Without including any images, repeat the data exactly.

---

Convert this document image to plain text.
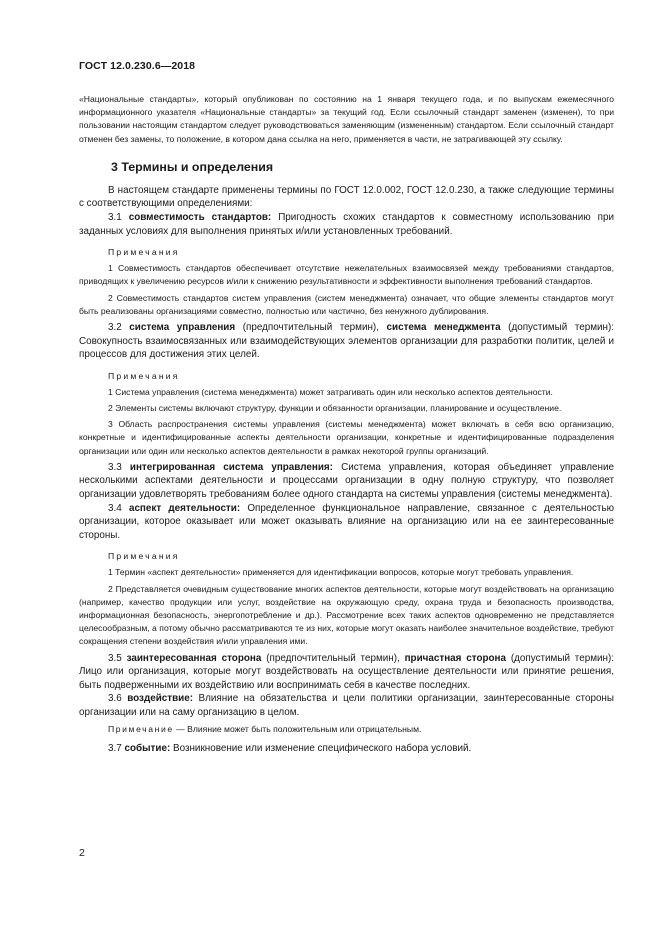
ГОСТ 12.0.230.6—2018

«Национальные стандарты», который опубликован по состоянию на 1 января текущего года, и по выпускам ежемесячного информационного указателя «Национальные стандарты» за текущий год. Если ссылочный стандарт заменен (изменен), то при пользовании настоящим стандартом следует руководствоваться заменяющим (измененным) стандартом. Если ссылочный стандарт отменен без замены, то положение, в котором дана ссылка на него, применяется в части, не затрагивающей эту ссылку.

3 Термины и определения

В настоящем стандарте применены термины по ГОСТ 12.0.002, ГОСТ 12.0.230, а также следующие термины с соответствующими определениями:

3.1 совместимость стандартов: Пригодность схожих стандартов к совместному использованию при заданных условиях для выполнения принятых и/или установленных требований.

Примечания

1 Совместимость стандартов обеспечивает отсутствие нежелательных взаимосвязей между требованиями стандартов, приводящих к увеличению ресурсов и/или к снижению результативности и эффективности выполнения требований стандартов.

2 Совместимость стандартов систем управления (систем менеджмента) означает, что общие элементы стандартов могут быть реализованы организациями совместно, полностью или частично, без ненужного дублирования.

3.2 система управления (предпочтительный термин), система менеджмента (допустимый термин): Совокупность взаимосвязанных или взаимодействующих элементов организации для разработки политик, целей и процессов для достижения этих целей.

Примечания

1 Система управления (система менеджмента) может затрагивать один или несколько аспектов деятельности.

2 Элементы системы включают структуру, функции и обязанности организации, планирование и осуществление.

3 Область распространения системы управления (системы менеджмента) может включать в себя всю организацию, конкретные и идентифицированные аспекты деятельности организации, конкретные и идентифицированные подразделения организации или один или несколько аспектов деятельности в рамках некоторой группы организаций.

3.3 интегрированная система управления: Система управления, которая объединяет управление несколькими аспектами деятельности и процессами организации в одну полную структуру, что позволяет организации удовлетворять требованиям более одного стандарта на системы управления (системы менеджмента).

3.4 аспект деятельности: Определенное функциональное направление, связанное с деятельностью организации, которое оказывает или может оказывать влияние на организацию или на ее заинтересованные стороны.

Примечания

1 Термин «аспект деятельности» применяется для идентификации вопросов, которые могут требовать управления.

2 Представляется очевидным существование многих аспектов деятельности, которые могут воздействовать на организацию (например, качество продукции или услуг, воздействие на окружающую среду, охрана труда и безопасность производства, информационная безопасность, энергопотребление и др.). Рассмотрение всех таких аспектов одновременно не представляется целесообразным, а потому обычно рассматриваются те из них, которые могут оказать наиболее значительное воздействие, требуют сокращения степени воздействия и/или управления ими.

3.5 заинтересованная сторона (предпочтительный термин), причастная сторона (допустимый термин): Лицо или организация, которые могут воздействовать на осуществление деятельности или принятие решения, быть подверженными их воздействию или воспринимать себя в качестве последних.

3.6 воздействие: Влияние на обязательства и цели политики организации, заинтересованные стороны организации или на саму организацию в целом.

Примечание — Влияние может быть положительным или отрицательным.

3.7 событие: Возникновение или изменение специфического набора условий.

2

---

## FINAL ANSWER
Convert this document image to plain text.
ГОСТ 12.0.230.6—2018

«Национальные стандарты», который опубликован по состоянию на 1 января текущего года, и по выпускам ежемесячного информационного указателя «Национальные стандарты» за текущий год. Если ссылочный стандарт заменен (изменен), то при пользовании настоящим стандартом следует руководствоваться заменяющим (измененным) стандартом. Если ссылочный стандарт отменен без замены, то положение, в котором дана ссылка на него, применяется в части, не затрагивающей эту ссылку.

3 Термины и определения

В настоящем стандарте применены термины по ГОСТ 12.0.002, ГОСТ 12.0.230, а также следующие термины с соответствующими определениями:

3.1 совместимость стандартов: Пригодность схожих стандартов к совместному использованию при заданных условиях для выполнения принятых и/или установленных требований.

Примечания

1 Совместимость стандартов обеспечивает отсутствие нежелательных взаимосвязей между требованиями стандартов, приводящих к увеличению ресурсов и/или к снижению результативности и эффективности выполнения требований стандартов.

2 Совместимость стандартов систем управления (систем менеджмента) означает, что общие элементы стандартов могут быть реализованы организациями совместно, полностью или частично, без ненужного дублирования.

3.2 система управления (предпочтительный термин), система менеджмента (допустимый термин): Совокупность взаимосвязанных или взаимодействующих элементов организации для разработки политик, целей и процессов для достижения этих целей.

Примечания

1 Система управления (система менеджмента) может затрагивать один или несколько аспектов деятельности.

2 Элементы системы включают структуру, функции и обязанности организации, планирование и осуществление.

3 Область распространения системы управления (системы менеджмента) может включать в себя всю организацию, конкретные и идентифицированные аспекты деятельности организации, конкретные и идентифицированные подразделения организации или один или несколько аспектов деятельности в рамках некоторой группы организаций.

3.3 интегрированная система управления: Система управления, которая объединяет управление несколькими аспектами деятельности и процессами организации в одну полную структуру, что позволяет организации удовлетворять требованиям более одного стандарта на системы управления (системы менеджмента).

3.4 аспект деятельности: Определенное функциональное направление, связанное с деятельностью организации, которое оказывает или может оказывать влияние на организацию или на ее заинтересованные стороны.

Примечания

1 Термин «аспект деятельности» применяется для идентификации вопросов, которые могут требовать управления.

2 Представляется очевидным существование многих аспектов деятельности, которые могут воздействовать на организацию (например, качество продукции или услуг, воздействие на окружающую среду, охрана труда и безопасность производства, информационная безопасность, энергопотребление и др.). Рассмотрение всех таких аспектов одновременно не представляется целесообразным, а потому обычно рассматриваются те из них, которые могут оказать наиболее значительное воздействие, требуют сокращения степени воздействия и/или управления ими.

3.5 заинтересованная сторона (предпочтительный термин), причастная сторона (допустимый термин): Лицо или организация, которые могут воздействовать на осуществление деятельности или принятие решения, быть подверженными их воздействию или воспринимать себя в качестве последних.

3.6 воздействие: Влияние на обязательства и цели политики организации, заинтересованные стороны организации или на саму организацию в целом.

Примечание — Влияние может быть положительным или отрицательным.

3.7 событие: Возникновение или изменение специфического набора условий.

2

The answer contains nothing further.